### WORK REQUIRED:
Below is a set of records; restate each one word for word.
--
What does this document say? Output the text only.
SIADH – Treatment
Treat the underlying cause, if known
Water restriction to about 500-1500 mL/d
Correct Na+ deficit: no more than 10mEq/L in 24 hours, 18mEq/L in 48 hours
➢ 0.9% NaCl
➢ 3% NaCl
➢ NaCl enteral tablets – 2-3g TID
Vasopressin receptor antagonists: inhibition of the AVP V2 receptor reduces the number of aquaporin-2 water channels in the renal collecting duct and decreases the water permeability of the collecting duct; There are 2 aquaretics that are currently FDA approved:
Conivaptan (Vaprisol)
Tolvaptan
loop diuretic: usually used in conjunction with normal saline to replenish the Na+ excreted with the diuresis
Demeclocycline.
--
### EXERCISE OUTPUT:
What does this document say? Output the text only.
SIADH – Treatment
Treat the underlying cause, if known
Water restriction to about 500-1500 mL/d
Correct Na+ deficit: no more than 10mEq/L in 24 hours, 18mEq/L in 48 hours
➢ 0.9% NaCl
➢ 3% NaCl
➢ NaCl enteral tablets – 2-3g TID
Vasopressin receptor antagonists: inhibition of the AVP V2 receptor reduces the number of aquaporin-2 water channels in the renal collecting duct and decreases the water permeability of the collecting duct; There are 2 aquaretics that are currently FDA approved:
Conivaptan (Vaprisol)
Tolvaptan
loop diuretic: usually used in conjunction with normal saline to replenish the Na+ excreted with the diuresis
Demeclocycline.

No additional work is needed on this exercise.